→ PAGE EXCERPT
◆ ◆ ◆ ◆ ◆

Now go run your tests or hand-test things to ensure they still work. This is important because it helps guard against regressions in your code.

You’ll note we’re not directly passing the User or Post instances, instead passing the primary identifiers, even as it stands it’s causing two extra queries. While this is sub-optimal as things stands, it neatly prepares us for offlining the task.

Note

Why not pass the instances themselves?

While it’s possible to create instances that nicely serialize, the problem with this approach is stale data & unnecessarily large payloads.

While the ideal situation is tasks that are processed within seconds of being added to the queue, in the real world, queues can get backed up & users may further change data. By fetching the data fresh when processing the task, you ensure you’re not working with old data.

Further, most queues are optimized for small payloads. The more data to send over the wire, the slower things go. Given that’s the opposite reason for adding a task queue, it doesn’t make sense.

◆ ◆ ◆ ◆ ◆

→ DATA
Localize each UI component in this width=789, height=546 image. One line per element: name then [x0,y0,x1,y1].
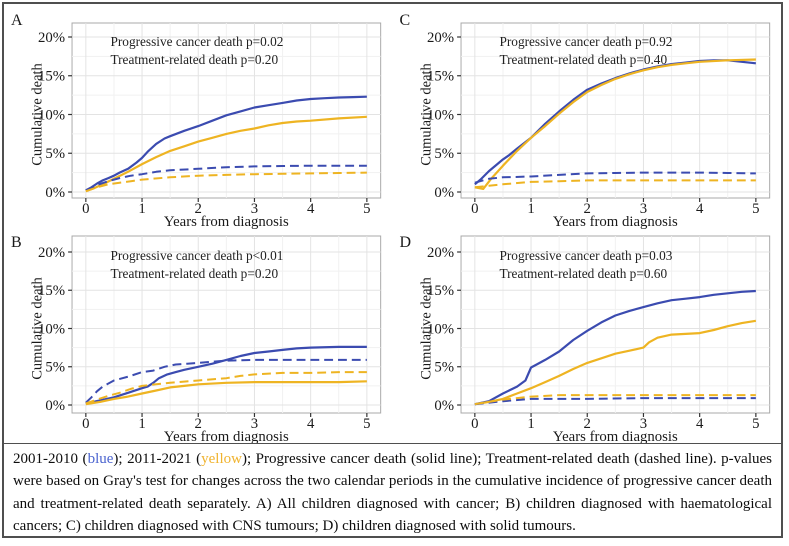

◆ ◆ ◆ ◆ ◆

→ THE TASKS
(1) Repeat everything in the task queue passage from "Now go run your" down to "the instances themselves?".
(2) Carry on the passage about task queues and passing primary identifiers from where it stops.

→ TASK ANSWERS
(1)
Now go run your tests or hand-test things to ensure they still work. This is important because it helps guard against regressions in your code.

You’ll note we’re not directly passing the User or Post instances, instead passing the primary identifiers, even as it stands it’s causing two extra queries. While this is sub-optimal as things stands, it neatly prepares us for offlining the task.

Note

Why not pass the instances themselves?

(2)
Put the Task on the Queue

While it’s great we got better encapsulation by pulling out the logic into its own function, we’re still doing the sending of email in-process, which means our view is still slow.

This is where Alligator comes in. We’ll start off by importing the Gator class at the top of the file & making an instance.

from alligator import Gator

# Connect to a locally-running Redis server & use DB 0.
gator = Gator('redis://localhost:6379/0')

Note

Unless you’re only using Alligator in one file, a best practice would be to put that import & initialization into it’s own file, then import that configured gator object into your other files. Configuring it in one place is better than many instantiations (but also allows for setting up a different instance elsewhere).

Then the only other change is to how we call send_post_email. Instead of calling it directly, we’ll use gator.task(...).

# Old code
# send_post_email(request.user.pk, post.pk)

# New code
gator.task(send_post_email, request.user.pk, post.pk)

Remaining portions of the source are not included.